[YOUR GOAL]:
Copy nothing but the text: reproduce each line of the listing exactly and leave the pictures out.

[Chart and figure data]:
## Begin

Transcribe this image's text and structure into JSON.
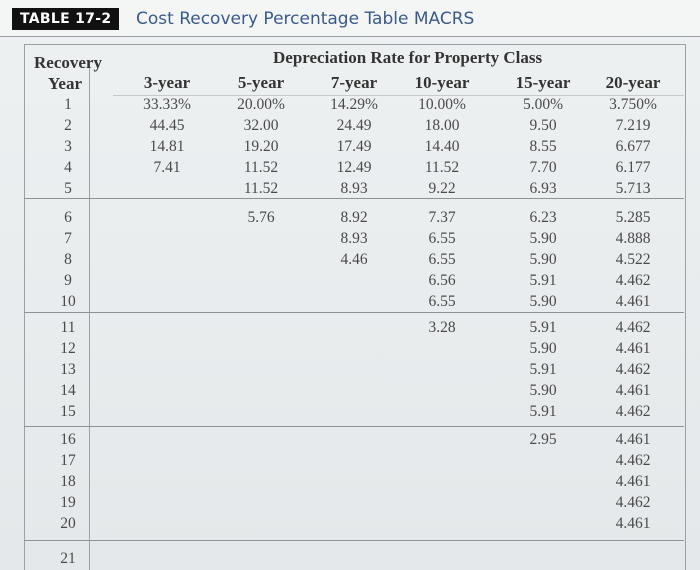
{
  "title": {
    "badge": "TABLE 17-2",
    "text": "Cost Recovery Percentage Table MACRS"
  },
  "header": {
    "recovery_line1": "Recovery",
    "recovery_line2": "Year",
    "group_label": "Depreciation Rate for Property Class",
    "columns": [
      "3-year",
      "5-year",
      "7-year",
      "10-year",
      "15-year",
      "20-year"
    ]
  },
  "rows": [
    {
      "year": "1",
      "values": [
        "33.33%",
        "20.00%",
        "14.29%",
        "10.00%",
        "5.00%",
        "3.750%"
      ]
    },
    {
      "year": "2",
      "values": [
        "44.45",
        "32.00",
        "24.49",
        "18.00",
        "9.50",
        "7.219"
      ]
    },
    {
      "year": "3",
      "values": [
        "14.81",
        "19.20",
        "17.49",
        "14.40",
        "8.55",
        "6.677"
      ]
    },
    {
      "year": "4",
      "values": [
        "7.41",
        "11.52",
        "12.49",
        "11.52",
        "7.70",
        "6.177"
      ]
    },
    {
      "year": "5",
      "values": [
        "",
        "11.52",
        "8.93",
        "9.22",
        "6.93",
        "5.713"
      ]
    },
    {
      "year": "6",
      "values": [
        "",
        "5.76",
        "8.92",
        "7.37",
        "6.23",
        "5.285"
      ]
    },
    {
      "year": "7",
      "values": [
        "",
        "",
        "8.93",
        "6.55",
        "5.90",
        "4.888"
      ]
    },
    {
      "year": "8",
      "values": [
        "",
        "",
        "4.46",
        "6.55",
        "5.90",
        "4.522"
      ]
    },
    {
      "year": "9",
      "values": [
        "",
        "",
        "",
        "6.56",
        "5.91",
        "4.462"
      ]
    },
    {
      "year": "10",
      "values": [
        "",
        "",
        "",
        "6.55",
        "5.90",
        "4.461"
      ]
    },
    {
      "year": "11",
      "values": [
        "",
        "",
        "",
        "3.28",
        "5.91",
        "4.462"
      ]
    },
    {
      "year": "12",
      "values": [
        "",
        "",
        "",
        "",
        "5.90",
        "4.461"
      ]
    },
    {
      "year": "13",
      "values": [
        "",
        "",
        "",
        "",
        "5.91",
        "4.462"
      ]
    },
    {
      "year": "14",
      "values": [
        "",
        "",
        "",
        "",
        "5.90",
        "4.461"
      ]
    },
    {
      "year": "15",
      "values": [
        "",
        "",
        "",
        "",
        "5.91",
        "4.462"
      ]
    },
    {
      "year": "16",
      "values": [
        "",
        "",
        "",
        "",
        "2.95",
        "4.461"
      ]
    },
    {
      "year": "17",
      "values": [
        "",
        "",
        "",
        "",
        "",
        "4.462"
      ]
    },
    {
      "year": "18",
      "values": [
        "",
        "",
        "",
        "",
        "",
        "4.461"
      ]
    },
    {
      "year": "19",
      "values": [
        "",
        "",
        "",
        "",
        "",
        "4.462"
      ]
    },
    {
      "year": "20",
      "values": [
        "",
        "",
        "",
        "",
        "",
        "4.461"
      ]
    },
    {
      "year": "21",
      "values": [
        "",
        "",
        "",
        "",
        "",
        ""
      ]
    }
  ]
}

## End

[TASK RESPONSE]:
Transcribe this image's text and structure into JSON.
{
  "title": {
    "badge": "TABLE 17-2",
    "text": "Cost Recovery Percentage Table MACRS"
  },
  "header": {
    "recovery_line1": "Recovery",
    "recovery_line2": "Year",
    "group_label": "Depreciation Rate for Property Class",
    "columns": [
      "3-year",
      "5-year",
      "7-year",
      "10-year",
      "15-year",
      "20-year"
    ]
  },
  "rows": [
    {
      "year": "1",
      "values": [
        "33.33%",
        "20.00%",
        "14.29%",
        "10.00%",
        "5.00%",
        "3.750%"
      ]
    },
    {
      "year": "2",
      "values": [
        "44.45",
        "32.00",
        "24.49",
        "18.00",
        "9.50",
        "7.219"
      ]
    },
    {
      "year": "3",
      "values": [
        "14.81",
        "19.20",
        "17.49",
        "14.40",
        "8.55",
        "6.677"
      ]
    },
    {
      "year": "4",
      "values": [
        "7.41",
        "11.52",
        "12.49",
        "11.52",
        "7.70",
        "6.177"
      ]
    },
    {
      "year": "5",
      "values": [
        "",
        "11.52",
        "8.93",
        "9.22",
        "6.93",
        "5.713"
      ]
    },
    {
      "year": "6",
      "values": [
        "",
        "5.76",
        "8.92",
        "7.37",
        "6.23",
        "5.285"
      ]
    },
    {
      "year": "7",
      "values": [
        "",
        "",
        "8.93",
        "6.55",
        "5.90",
        "4.888"
      ]
    },
    {
      "year": "8",
      "values": [
        "",
        "",
        "4.46",
        "6.55",
        "5.90",
        "4.522"
      ]
    },
    {
      "year": "9",
      "values": [
        "",
        "",
        "",
        "6.56",
        "5.91",
        "4.462"
      ]
    },
    {
      "year": "10",
      "values": [
        "",
        "",
        "",
        "6.55",
        "5.90",
        "4.461"
      ]
    },
    {
      "year": "11",
      "values": [
        "",
        "",
        "",
        "3.28",
        "5.91",
        "4.462"
      ]
    },
    {
      "year": "12",
      "values": [
        "",
        "",
        "",
        "",
        "5.90",
        "4.461"
      ]
    },
    {
      "year": "13",
      "values": [
        "",
        "",
        "",
        "",
        "5.91",
        "4.462"
      ]
    },
    {
      "year": "14",
      "values": [
        "",
        "",
        "",
        "",
        "5.90",
        "4.461"
      ]
    },
    {
      "year": "15",
      "values": [
        "",
        "",
        "",
        "",
        "5.91",
        "4.462"
      ]
    },
    {
      "year": "16",
      "values": [
        "",
        "",
        "",
        "",
        "2.95",
        "4.461"
      ]
    },
    {
      "year": "17",
      "values": [
        "",
        "",
        "",
        "",
        "",
        "4.462"
      ]
    },
    {
      "year": "18",
      "values": [
        "",
        "",
        "",
        "",
        "",
        "4.461"
      ]
    },
    {
      "year": "19",
      "values": [
        "",
        "",
        "",
        "",
        "",
        "4.462"
      ]
    },
    {
      "year": "20",
      "values": [
        "",
        "",
        "",
        "",
        "",
        "4.461"
      ]
    },
    {
      "year": "21",
      "values": [
        "",
        "",
        "",
        "",
        "",
        ""
      ]
    }
  ]
}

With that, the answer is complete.